-------- Information given --------

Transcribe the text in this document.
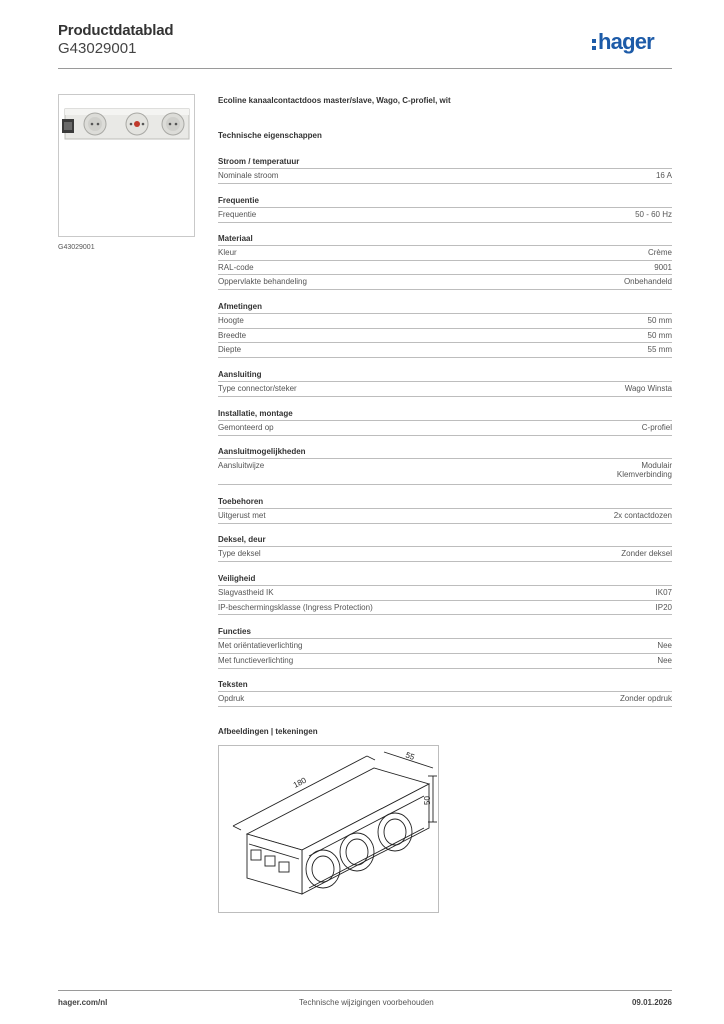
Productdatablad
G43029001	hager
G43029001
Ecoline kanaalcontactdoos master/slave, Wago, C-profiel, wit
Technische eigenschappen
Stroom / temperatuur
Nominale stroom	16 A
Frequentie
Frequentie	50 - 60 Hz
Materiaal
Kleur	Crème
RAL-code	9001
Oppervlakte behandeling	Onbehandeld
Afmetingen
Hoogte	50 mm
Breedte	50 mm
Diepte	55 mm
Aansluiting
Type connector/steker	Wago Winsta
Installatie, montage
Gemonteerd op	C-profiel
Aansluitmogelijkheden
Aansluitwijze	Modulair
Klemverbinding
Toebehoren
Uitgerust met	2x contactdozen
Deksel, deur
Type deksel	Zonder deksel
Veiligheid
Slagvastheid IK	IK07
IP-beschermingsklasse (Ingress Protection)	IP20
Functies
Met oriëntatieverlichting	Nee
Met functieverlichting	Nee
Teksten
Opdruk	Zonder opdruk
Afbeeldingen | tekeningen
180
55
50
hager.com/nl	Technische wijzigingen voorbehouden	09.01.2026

--------

Directions for this task - Reproduce every entry exactly, but omit each picture.

Task result -
Transcribe the text in this document.
Productdatablad
G43029001	hager
G43029001
Ecoline kanaalcontactdoos master/slave, Wago, C-profiel, wit
Technische eigenschappen
Stroom / temperatuur
Nominale stroom	16 A
Frequentie
Frequentie	50 - 60 Hz
Materiaal
Kleur	Crème
RAL-code	9001
Oppervlakte behandeling	Onbehandeld
Afmetingen
Hoogte	50 mm
Breedte	50 mm
Diepte	55 mm
Aansluiting
Type connector/steker	Wago Winsta
Installatie, montage
Gemonteerd op	C-profiel
Aansluitmogelijkheden
Aansluitwijze	Modulair
Klemverbinding
Toebehoren
Uitgerust met	2x contactdozen
Deksel, deur
Type deksel	Zonder deksel
Veiligheid
Slagvastheid IK	IK07
IP-beschermingsklasse (Ingress Protection)	IP20
Functies
Met oriëntatieverlichting	Nee
Met functieverlichting	Nee
Teksten
Opdruk	Zonder opdruk
Afbeeldingen | tekeningen
180
55
50
hager.com/nl	Technische wijzigingen voorbehouden	09.01.2026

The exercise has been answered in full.